_Exercise_: Please output the lines shown below exactly as they appear.

_Records supplied_:
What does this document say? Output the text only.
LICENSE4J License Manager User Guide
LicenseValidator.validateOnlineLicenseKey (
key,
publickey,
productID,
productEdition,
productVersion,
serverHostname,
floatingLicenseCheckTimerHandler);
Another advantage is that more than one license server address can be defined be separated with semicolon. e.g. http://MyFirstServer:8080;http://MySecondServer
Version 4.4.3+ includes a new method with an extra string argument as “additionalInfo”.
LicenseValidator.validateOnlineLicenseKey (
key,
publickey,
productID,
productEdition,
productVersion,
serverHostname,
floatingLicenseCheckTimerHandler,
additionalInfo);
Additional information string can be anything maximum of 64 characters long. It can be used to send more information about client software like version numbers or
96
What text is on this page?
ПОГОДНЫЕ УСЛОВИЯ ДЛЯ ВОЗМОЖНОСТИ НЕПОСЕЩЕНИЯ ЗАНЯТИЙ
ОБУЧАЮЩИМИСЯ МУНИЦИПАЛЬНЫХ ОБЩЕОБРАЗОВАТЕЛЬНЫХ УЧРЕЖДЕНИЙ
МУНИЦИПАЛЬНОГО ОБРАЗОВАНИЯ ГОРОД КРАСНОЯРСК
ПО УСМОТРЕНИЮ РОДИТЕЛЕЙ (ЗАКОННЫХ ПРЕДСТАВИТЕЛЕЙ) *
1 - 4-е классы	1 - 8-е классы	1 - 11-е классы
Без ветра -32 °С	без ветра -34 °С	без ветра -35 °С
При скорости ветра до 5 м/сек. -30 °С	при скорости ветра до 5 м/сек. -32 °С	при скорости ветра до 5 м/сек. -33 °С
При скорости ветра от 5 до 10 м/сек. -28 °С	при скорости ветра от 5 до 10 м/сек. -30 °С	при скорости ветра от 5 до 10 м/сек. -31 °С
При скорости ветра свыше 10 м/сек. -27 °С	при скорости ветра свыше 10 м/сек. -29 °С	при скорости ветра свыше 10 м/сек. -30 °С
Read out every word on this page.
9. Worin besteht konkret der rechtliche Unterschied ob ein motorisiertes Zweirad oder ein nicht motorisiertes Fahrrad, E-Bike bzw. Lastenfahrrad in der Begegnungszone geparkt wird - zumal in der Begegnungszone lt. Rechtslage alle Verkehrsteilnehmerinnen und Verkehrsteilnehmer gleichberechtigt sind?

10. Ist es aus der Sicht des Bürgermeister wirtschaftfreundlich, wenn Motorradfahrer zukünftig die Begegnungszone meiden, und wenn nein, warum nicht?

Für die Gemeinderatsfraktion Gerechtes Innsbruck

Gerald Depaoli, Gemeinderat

_Solution below_:
What does this document say? Output the text only.
LICENSE4J License Manager User Guide
LicenseValidator.validateOnlineLicenseKey (
key,
publickey,
productID,
productEdition,
productVersion,
serverHostname,
floatingLicenseCheckTimerHandler);
Another advantage is that more than one license server address can be defined be separated with semicolon. e.g. http://MyFirstServer:8080;http://MySecondServer
Version 4.4.3+ includes a new method with an extra string argument as “additionalInfo”.
LicenseValidator.validateOnlineLicenseKey (
key,
publickey,
productID,
productEdition,
productVersion,
serverHostname,
floatingLicenseCheckTimerHandler,
additionalInfo);
Additional information string can be anything maximum of 64 characters long. It can be used to send more information about client software like version numbers or
96
What text is on this page?
ПОГОДНЫЕ УСЛОВИЯ ДЛЯ ВОЗМОЖНОСТИ НЕПОСЕЩЕНИЯ ЗАНЯТИЙ
ОБУЧАЮЩИМИСЯ МУНИЦИПАЛЬНЫХ ОБЩЕОБРАЗОВАТЕЛЬНЫХ УЧРЕЖДЕНИЙ
МУНИЦИПАЛЬНОГО ОБРАЗОВАНИЯ ГОРОД КРАСНОЯРСК
ПО УСМОТРЕНИЮ РОДИТЕЛЕЙ (ЗАКОННЫХ ПРЕДСТАВИТЕЛЕЙ) *
1 - 4-е классы	1 - 8-е классы	1 - 11-е классы
Без ветра -32 °С	без ветра -34 °С	без ветра -35 °С
При скорости ветра до 5 м/сек. -30 °С	при скорости ветра до 5 м/сек. -32 °С	при скорости ветра до 5 м/сек. -33 °С
При скорости ветра от 5 до 10 м/сек. -28 °С	при скорости ветра от 5 до 10 м/сек. -30 °С	при скорости ветра от 5 до 10 м/сек. -31 °С
При скорости ветра свыше 10 м/сек. -27 °С	при скорости ветра свыше 10 м/сек. -29 °С	при скорости ветра свыше 10 м/сек. -30 °С
Read out every word on this page.
9. Worin besteht konkret der rechtliche Unterschied ob ein motorisiertes Zweirad oder ein nicht motorisiertes Fahrrad, E-Bike bzw. Lastenfahrrad in der Begegnungszone geparkt wird - zumal in der Begegnungszone lt. Rechtslage alle Verkehrsteilnehmerinnen und Verkehrsteilnehmer gleichberechtigt sind?

10. Ist es aus der Sicht des Bürgermeister wirtschaftfreundlich, wenn Motorradfahrer zukünftig die Begegnungszone meiden, und wenn nein, warum nicht?

Für die Gemeinderatsfraktion Gerechtes Innsbruck

Gerald Depaoli, Gemeinderat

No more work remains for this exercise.